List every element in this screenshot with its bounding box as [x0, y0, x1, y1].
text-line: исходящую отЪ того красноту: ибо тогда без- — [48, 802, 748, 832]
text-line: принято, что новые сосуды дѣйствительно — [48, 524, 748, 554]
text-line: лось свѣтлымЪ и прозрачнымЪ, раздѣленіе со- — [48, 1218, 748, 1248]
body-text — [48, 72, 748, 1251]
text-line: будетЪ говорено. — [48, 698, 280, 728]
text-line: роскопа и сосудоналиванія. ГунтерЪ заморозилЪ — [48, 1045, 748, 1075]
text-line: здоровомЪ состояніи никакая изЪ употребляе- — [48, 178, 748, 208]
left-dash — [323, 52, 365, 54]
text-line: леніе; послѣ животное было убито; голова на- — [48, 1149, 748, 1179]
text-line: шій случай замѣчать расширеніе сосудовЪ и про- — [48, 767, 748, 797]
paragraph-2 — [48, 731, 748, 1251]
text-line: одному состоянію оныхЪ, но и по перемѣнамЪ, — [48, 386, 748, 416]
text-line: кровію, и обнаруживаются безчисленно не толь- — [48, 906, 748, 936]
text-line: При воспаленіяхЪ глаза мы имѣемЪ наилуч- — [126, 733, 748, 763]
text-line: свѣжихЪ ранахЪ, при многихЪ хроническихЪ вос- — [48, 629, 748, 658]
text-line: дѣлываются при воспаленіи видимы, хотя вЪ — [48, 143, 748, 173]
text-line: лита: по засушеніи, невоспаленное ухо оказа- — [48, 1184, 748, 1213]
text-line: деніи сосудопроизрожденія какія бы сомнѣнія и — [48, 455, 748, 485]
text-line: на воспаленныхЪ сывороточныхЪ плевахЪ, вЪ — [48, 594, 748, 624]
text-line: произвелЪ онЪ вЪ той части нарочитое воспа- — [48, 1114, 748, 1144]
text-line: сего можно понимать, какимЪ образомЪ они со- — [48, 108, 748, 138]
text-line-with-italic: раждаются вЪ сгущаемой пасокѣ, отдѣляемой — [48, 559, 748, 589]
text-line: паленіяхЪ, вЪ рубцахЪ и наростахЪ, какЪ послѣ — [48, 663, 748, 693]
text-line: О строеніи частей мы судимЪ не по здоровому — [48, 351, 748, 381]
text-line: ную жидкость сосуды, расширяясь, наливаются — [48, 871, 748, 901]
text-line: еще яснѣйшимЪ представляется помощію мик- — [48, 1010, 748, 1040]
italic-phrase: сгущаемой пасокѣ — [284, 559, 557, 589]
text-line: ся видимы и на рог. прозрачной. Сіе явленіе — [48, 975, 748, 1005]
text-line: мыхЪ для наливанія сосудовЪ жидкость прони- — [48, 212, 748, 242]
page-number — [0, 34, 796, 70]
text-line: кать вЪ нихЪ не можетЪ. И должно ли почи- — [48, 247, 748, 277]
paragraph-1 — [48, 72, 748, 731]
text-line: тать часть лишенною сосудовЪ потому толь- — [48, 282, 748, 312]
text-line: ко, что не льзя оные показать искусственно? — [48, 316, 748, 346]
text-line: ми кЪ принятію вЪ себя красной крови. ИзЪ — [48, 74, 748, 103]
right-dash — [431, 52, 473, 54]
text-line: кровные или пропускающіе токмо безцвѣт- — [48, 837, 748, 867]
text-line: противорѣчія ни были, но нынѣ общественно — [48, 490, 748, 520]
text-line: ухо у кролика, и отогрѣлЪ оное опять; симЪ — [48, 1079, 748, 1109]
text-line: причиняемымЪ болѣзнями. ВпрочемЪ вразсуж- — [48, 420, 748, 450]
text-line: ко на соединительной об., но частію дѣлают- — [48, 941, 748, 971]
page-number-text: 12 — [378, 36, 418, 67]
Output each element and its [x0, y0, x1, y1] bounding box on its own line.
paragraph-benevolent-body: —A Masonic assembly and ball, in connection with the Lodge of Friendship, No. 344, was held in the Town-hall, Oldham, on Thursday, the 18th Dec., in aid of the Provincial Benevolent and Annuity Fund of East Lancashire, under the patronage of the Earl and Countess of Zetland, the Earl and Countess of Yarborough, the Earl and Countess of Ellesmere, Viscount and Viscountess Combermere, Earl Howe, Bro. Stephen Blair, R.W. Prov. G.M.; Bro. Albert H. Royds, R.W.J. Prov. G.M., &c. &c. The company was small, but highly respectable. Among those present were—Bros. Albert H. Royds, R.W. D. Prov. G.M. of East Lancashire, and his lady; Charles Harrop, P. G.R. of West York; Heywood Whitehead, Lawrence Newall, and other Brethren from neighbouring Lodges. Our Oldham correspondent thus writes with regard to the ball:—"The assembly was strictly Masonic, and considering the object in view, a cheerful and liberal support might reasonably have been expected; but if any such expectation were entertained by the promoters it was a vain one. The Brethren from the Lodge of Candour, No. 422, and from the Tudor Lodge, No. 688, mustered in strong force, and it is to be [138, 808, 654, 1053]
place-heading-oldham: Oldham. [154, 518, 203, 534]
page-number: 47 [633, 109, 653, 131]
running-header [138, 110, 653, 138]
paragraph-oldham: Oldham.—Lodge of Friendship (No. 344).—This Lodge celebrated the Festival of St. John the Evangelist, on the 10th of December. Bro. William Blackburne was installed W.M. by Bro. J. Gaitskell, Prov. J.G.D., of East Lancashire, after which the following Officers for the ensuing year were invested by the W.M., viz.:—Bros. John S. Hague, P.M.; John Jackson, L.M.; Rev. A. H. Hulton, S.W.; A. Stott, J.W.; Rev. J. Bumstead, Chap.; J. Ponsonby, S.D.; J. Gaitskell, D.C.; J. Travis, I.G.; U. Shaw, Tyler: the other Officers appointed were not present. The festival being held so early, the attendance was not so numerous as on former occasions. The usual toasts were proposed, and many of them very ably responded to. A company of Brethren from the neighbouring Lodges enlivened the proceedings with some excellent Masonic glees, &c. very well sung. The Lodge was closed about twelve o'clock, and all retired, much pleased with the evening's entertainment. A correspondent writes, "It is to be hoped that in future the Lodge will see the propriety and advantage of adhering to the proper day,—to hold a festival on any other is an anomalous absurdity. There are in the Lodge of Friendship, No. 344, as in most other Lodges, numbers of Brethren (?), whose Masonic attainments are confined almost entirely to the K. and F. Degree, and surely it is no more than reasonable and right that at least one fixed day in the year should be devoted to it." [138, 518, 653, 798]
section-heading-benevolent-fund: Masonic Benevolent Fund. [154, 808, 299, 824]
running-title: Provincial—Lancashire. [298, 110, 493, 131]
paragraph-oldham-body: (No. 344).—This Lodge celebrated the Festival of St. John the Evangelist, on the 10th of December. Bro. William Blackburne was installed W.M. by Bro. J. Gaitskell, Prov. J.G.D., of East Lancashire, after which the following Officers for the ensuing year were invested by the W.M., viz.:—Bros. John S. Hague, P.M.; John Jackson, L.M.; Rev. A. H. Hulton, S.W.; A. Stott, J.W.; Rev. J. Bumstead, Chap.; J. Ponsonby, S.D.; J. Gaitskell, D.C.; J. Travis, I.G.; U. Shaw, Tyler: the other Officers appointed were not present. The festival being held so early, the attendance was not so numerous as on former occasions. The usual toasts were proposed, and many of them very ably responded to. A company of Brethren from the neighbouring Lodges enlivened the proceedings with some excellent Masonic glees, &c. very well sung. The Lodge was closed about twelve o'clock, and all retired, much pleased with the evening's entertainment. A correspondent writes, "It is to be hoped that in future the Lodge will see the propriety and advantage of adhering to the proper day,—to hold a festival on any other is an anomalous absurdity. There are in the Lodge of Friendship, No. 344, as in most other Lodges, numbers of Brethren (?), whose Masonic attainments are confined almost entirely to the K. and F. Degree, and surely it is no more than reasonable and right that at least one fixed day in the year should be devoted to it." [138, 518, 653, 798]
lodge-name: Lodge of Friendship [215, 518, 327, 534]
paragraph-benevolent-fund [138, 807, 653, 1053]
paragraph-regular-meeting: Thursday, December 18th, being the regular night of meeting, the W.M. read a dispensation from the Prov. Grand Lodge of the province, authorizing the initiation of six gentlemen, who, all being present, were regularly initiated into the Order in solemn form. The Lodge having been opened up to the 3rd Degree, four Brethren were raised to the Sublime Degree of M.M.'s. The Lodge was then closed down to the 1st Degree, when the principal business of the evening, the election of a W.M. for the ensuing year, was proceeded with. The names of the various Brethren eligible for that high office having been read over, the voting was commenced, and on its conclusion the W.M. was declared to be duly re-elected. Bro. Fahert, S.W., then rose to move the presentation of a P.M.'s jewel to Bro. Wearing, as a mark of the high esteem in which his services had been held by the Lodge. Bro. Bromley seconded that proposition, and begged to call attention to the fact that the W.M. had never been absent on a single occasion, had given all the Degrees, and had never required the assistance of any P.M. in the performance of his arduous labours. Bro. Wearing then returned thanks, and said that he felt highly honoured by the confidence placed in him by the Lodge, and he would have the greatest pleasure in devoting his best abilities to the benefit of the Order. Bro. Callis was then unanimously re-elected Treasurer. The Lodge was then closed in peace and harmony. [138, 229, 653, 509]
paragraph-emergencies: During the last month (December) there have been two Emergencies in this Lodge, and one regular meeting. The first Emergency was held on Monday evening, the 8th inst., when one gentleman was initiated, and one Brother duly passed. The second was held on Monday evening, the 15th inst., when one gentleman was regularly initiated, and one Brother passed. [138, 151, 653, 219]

(Written problem):
Starting at the first line and ending at the one containing "text-line: роскопа и", write the lines out again with "text-line" renamed to "row" and nothing else changed.

(Solution for this task):
List every element in this screenshot with its bounding box as [x0, y0, x1, y1].
row: исходящую отЪ того красноту: ибо тогда без- — [48, 802, 748, 832]
row: принято, что новые сосуды дѣйствительно — [48, 524, 748, 554]
row: лось свѣтлымЪ и прозрачнымЪ, раздѣленіе со- — [48, 1218, 748, 1248]
body-text — [48, 72, 748, 1251]
row: будетЪ говорено. — [48, 698, 280, 728]
row: роскопа и сосудоналиванія. ГунтерЪ заморозилЪ — [48, 1045, 748, 1075]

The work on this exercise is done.